- Instructions for the task -
Write out every line of the material exactly as it appears.

(Records)

◇ ◇ ◇ ◇ ◇

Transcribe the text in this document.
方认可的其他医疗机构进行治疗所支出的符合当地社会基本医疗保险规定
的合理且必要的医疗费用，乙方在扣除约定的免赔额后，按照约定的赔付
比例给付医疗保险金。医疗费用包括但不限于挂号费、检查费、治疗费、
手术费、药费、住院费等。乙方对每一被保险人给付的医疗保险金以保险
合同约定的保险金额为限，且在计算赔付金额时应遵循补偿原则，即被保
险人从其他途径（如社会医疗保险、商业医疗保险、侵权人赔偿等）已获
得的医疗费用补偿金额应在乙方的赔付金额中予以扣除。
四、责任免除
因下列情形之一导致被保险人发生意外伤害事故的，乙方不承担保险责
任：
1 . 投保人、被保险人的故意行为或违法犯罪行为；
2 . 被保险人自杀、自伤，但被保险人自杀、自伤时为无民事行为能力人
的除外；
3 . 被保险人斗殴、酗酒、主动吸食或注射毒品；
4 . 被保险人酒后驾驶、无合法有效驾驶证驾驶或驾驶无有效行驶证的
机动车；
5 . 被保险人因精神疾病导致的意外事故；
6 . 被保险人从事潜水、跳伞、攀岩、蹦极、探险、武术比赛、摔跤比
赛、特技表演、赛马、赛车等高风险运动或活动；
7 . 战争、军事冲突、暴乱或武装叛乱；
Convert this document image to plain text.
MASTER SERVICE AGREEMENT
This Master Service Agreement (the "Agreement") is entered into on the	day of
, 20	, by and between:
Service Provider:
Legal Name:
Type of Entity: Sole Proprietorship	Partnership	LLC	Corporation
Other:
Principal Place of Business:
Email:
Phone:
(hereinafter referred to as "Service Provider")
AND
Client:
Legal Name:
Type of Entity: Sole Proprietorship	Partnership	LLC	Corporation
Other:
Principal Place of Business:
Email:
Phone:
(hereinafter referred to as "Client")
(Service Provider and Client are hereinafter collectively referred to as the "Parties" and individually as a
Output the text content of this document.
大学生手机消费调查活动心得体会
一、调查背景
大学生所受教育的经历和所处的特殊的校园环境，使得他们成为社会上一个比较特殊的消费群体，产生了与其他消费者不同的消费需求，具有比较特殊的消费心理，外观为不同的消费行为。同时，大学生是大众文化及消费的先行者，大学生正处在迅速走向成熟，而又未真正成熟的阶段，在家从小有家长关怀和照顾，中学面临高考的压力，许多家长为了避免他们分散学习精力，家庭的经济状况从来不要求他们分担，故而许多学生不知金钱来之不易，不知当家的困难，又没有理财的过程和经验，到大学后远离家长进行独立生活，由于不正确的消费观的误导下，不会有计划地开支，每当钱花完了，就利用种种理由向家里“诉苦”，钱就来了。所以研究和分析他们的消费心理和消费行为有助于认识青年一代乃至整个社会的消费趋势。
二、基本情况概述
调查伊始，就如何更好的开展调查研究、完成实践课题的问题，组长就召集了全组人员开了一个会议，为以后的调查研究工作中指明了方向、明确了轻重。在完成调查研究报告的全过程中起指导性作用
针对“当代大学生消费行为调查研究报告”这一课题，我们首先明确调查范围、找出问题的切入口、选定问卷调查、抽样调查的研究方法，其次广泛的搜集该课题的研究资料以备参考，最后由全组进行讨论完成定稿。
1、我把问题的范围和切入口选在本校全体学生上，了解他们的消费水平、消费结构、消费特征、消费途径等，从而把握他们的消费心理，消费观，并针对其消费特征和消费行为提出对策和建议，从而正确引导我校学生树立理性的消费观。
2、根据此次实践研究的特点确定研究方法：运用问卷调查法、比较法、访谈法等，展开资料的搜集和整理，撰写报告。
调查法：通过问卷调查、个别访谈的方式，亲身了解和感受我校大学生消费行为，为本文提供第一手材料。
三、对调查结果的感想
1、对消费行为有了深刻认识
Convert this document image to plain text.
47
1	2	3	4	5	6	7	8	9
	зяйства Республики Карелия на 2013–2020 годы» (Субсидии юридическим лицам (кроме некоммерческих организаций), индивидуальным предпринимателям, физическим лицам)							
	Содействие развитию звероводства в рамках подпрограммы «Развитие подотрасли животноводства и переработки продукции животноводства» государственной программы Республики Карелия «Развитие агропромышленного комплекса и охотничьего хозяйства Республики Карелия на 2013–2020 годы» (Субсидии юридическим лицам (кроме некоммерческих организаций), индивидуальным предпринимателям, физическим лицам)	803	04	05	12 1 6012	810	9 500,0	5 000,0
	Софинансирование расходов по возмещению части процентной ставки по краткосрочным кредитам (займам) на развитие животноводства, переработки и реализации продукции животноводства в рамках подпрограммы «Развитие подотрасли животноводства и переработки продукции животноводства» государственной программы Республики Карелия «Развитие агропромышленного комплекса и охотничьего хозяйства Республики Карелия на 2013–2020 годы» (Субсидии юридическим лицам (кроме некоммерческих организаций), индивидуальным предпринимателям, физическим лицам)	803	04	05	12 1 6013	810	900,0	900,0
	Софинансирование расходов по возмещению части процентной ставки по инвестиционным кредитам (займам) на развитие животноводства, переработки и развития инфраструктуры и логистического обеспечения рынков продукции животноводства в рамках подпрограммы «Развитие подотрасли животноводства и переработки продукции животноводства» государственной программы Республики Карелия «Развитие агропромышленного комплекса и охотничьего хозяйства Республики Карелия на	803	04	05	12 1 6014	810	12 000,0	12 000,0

◇ ◇ ◇ ◇ ◇

- Answer to the exercise -
Transcribe the text in this document.
方认可的其他医疗机构进行治疗所支出的符合当地社会基本医疗保险规定
的合理且必要的医疗费用，乙方在扣除约定的免赔额后，按照约定的赔付
比例给付医疗保险金。医疗费用包括但不限于挂号费、检查费、治疗费、
手术费、药费、住院费等。乙方对每一被保险人给付的医疗保险金以保险
合同约定的保险金额为限，且在计算赔付金额时应遵循补偿原则，即被保
险人从其他途径（如社会医疗保险、商业医疗保险、侵权人赔偿等）已获
得的医疗费用补偿金额应在乙方的赔付金额中予以扣除。
四、责任免除
因下列情形之一导致被保险人发生意外伤害事故的，乙方不承担保险责
任：
1 . 投保人、被保险人的故意行为或违法犯罪行为；
2 . 被保险人自杀、自伤，但被保险人自杀、自伤时为无民事行为能力人
的除外；
3 . 被保险人斗殴、酗酒、主动吸食或注射毒品；
4 . 被保险人酒后驾驶、无合法有效驾驶证驾驶或驾驶无有效行驶证的
机动车；
5 . 被保险人因精神疾病导致的意外事故；
6 . 被保险人从事潜水、跳伞、攀岩、蹦极、探险、武术比赛、摔跤比
赛、特技表演、赛马、赛车等高风险运动或活动；
7 . 战争、军事冲突、暴乱或武装叛乱；
Convert this document image to plain text.
MASTER SERVICE AGREEMENT
This Master Service Agreement (the "Agreement") is entered into on the	day of
, 20	, by and between:
Service Provider:
Legal Name:
Type of Entity: Sole Proprietorship	Partnership	LLC	Corporation
Other:
Principal Place of Business:
Email:
Phone:
(hereinafter referred to as "Service Provider")
AND
Client:
Legal Name:
Type of Entity: Sole Proprietorship	Partnership	LLC	Corporation
Other:
Principal Place of Business:
Email:
Phone:
(hereinafter referred to as "Client")
(Service Provider and Client are hereinafter collectively referred to as the "Parties" and individually as a
Output the text content of this document.
大学生手机消费调查活动心得体会
一、调查背景
大学生所受教育的经历和所处的特殊的校园环境，使得他们成为社会上一个比较特殊的消费群体，产生了与其他消费者不同的消费需求，具有比较特殊的消费心理，外观为不同的消费行为。同时，大学生是大众文化及消费的先行者，大学生正处在迅速走向成熟，而又未真正成熟的阶段，在家从小有家长关怀和照顾，中学面临高考的压力，许多家长为了避免他们分散学习精力，家庭的经济状况从来不要求他们分担，故而许多学生不知金钱来之不易，不知当家的困难，又没有理财的过程和经验，到大学后远离家长进行独立生活，由于不正确的消费观的误导下，不会有计划地开支，每当钱花完了，就利用种种理由向家里“诉苦”，钱就来了。所以研究和分析他们的消费心理和消费行为有助于认识青年一代乃至整个社会的消费趋势。
二、基本情况概述
调查伊始，就如何更好的开展调查研究、完成实践课题的问题，组长就召集了全组人员开了一个会议，为以后的调查研究工作中指明了方向、明确了轻重。在完成调查研究报告的全过程中起指导性作用
针对“当代大学生消费行为调查研究报告”这一课题，我们首先明确调查范围、找出问题的切入口、选定问卷调查、抽样调查的研究方法，其次广泛的搜集该课题的研究资料以备参考，最后由全组进行讨论完成定稿。
1、我把问题的范围和切入口选在本校全体学生上，了解他们的消费水平、消费结构、消费特征、消费途径等，从而把握他们的消费心理，消费观，并针对其消费特征和消费行为提出对策和建议，从而正确引导我校学生树立理性的消费观。
2、根据此次实践研究的特点确定研究方法：运用问卷调查法、比较法、访谈法等，展开资料的搜集和整理，撰写报告。
调查法：通过问卷调查、个别访谈的方式，亲身了解和感受我校大学生消费行为，为本文提供第一手材料。
三、对调查结果的感想
1、对消费行为有了深刻认识
Convert this document image to plain text.
47
1	2	3	4	5	6	7	8	9
	зяйства Республики Карелия на 2013–2020 годы» (Субсидии юридическим лицам (кроме некоммерческих организаций), индивидуальным предпринимателям, физическим лицам)							
	Содействие развитию звероводства в рамках подпрограммы «Развитие подотрасли животноводства и переработки продукции животноводства» государственной программы Республики Карелия «Развитие агропромышленного комплекса и охотничьего хозяйства Республики Карелия на 2013–2020 годы» (Субсидии юридическим лицам (кроме некоммерческих организаций), индивидуальным предпринимателям, физическим лицам)	803	04	05	12 1 6012	810	9 500,0	5 000,0
	Софинансирование расходов по возмещению части процентной ставки по краткосрочным кредитам (займам) на развитие животноводства, переработки и реализации продукции животноводства в рамках подпрограммы «Развитие подотрасли животноводства и переработки продукции животноводства» государственной программы Республики Карелия «Развитие агропромышленного комплекса и охотничьего хозяйства Республики Карелия на 2013–2020 годы» (Субсидии юридическим лицам (кроме некоммерческих организаций), индивидуальным предпринимателям, физическим лицам)	803	04	05	12 1 6013	810	900,0	900,0
	Софинансирование расходов по возмещению части процентной ставки по инвестиционным кредитам (займам) на развитие животноводства, переработки и развития инфраструктуры и логистического обеспечения рынков продукции животноводства в рамках подпрограммы «Развитие подотрасли животноводства и переработки продукции животноводства» государственной программы Республики Карелия «Развитие агропромышленного комплекса и охотничьего хозяйства Республики Карелия на	803	04	05	12 1 6014	810	12 000,0	12 000,0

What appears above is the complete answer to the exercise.